══ WORKING DATA ══
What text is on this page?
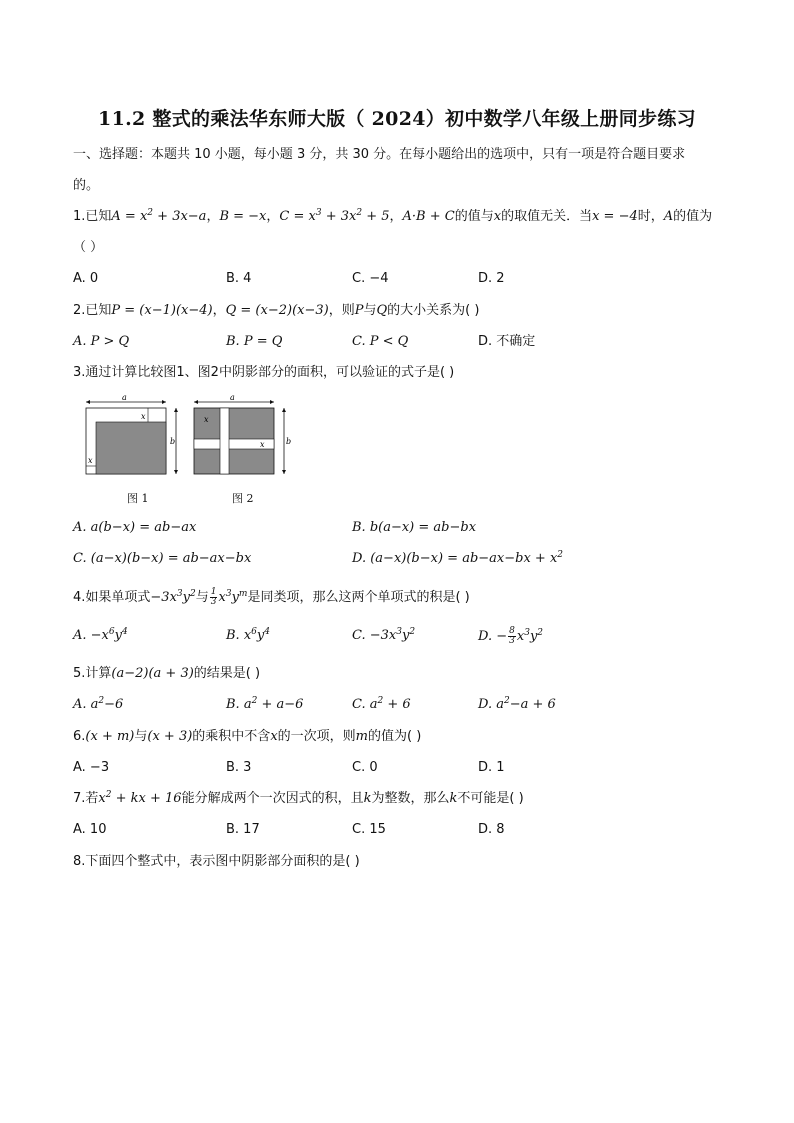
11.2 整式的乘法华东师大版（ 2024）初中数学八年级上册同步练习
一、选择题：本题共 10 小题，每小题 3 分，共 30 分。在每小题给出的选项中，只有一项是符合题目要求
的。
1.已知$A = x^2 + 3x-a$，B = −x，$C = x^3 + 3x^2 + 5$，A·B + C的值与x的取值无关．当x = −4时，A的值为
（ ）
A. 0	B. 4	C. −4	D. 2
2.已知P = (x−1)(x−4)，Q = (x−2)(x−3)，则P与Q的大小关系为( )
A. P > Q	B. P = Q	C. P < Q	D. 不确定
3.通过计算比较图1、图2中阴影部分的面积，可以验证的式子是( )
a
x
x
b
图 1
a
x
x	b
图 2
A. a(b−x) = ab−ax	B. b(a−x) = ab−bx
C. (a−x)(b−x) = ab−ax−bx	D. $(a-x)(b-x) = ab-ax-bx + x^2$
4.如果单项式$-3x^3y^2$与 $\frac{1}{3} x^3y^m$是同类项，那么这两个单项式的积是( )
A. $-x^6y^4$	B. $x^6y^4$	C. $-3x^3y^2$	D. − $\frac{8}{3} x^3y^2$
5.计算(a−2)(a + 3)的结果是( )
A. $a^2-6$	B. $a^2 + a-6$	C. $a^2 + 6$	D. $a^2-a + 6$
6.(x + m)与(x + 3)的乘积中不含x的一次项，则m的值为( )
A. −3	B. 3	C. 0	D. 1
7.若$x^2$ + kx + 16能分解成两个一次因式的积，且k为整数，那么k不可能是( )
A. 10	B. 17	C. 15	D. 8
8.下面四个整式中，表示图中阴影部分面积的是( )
═══
→ **TO DO**
Repeat the data in full and exactly. Omit pictures.

→ **SOLVED EXERCISE**
What text is on this page?
11.2 整式的乘法华东师大版（ 2024）初中数学八年级上册同步练习
一、选择题：本题共 10 小题，每小题 3 分，共 30 分。在每小题给出的选项中，只有一项是符合题目要求
的。
1.已知$A = x^2 + 3x-a$，B = −x，$C = x^3 + 3x^2 + 5$，A·B + C的值与x的取值无关．当x = −4时，A的值为
（ ）
A. 0	B. 4	C. −4	D. 2
2.已知P = (x−1)(x−4)，Q = (x−2)(x−3)，则P与Q的大小关系为( )
A. P > Q	B. P = Q	C. P < Q	D. 不确定
3.通过计算比较图1、图2中阴影部分的面积，可以验证的式子是( )
a
x
x
b
图 1
a
x
x	b
图 2
A. a(b−x) = ab−ax	B. b(a−x) = ab−bx
C. (a−x)(b−x) = ab−ax−bx	D. $(a-x)(b-x) = ab-ax-bx + x^2$
4.如果单项式$-3x^3y^2$与 $\frac{1}{3} x^3y^m$是同类项，那么这两个单项式的积是( )
A. $-x^6y^4$	B. $x^6y^4$	C. $-3x^3y^2$	D. − $\frac{8}{3} x^3y^2$
5.计算(a−2)(a + 3)的结果是( )
A. $a^2-6$	B. $a^2 + a-6$	C. $a^2 + 6$	D. $a^2-a + 6$
6.(x + m)与(x + 3)的乘积中不含x的一次项，则m的值为( )
A. −3	B. 3	C. 0	D. 1
7.若$x^2$ + kx + 16能分解成两个一次因式的积，且k为整数，那么k不可能是( )
A. 10	B. 17	C. 15	D. 8
8.下面四个整式中，表示图中阴影部分面积的是( )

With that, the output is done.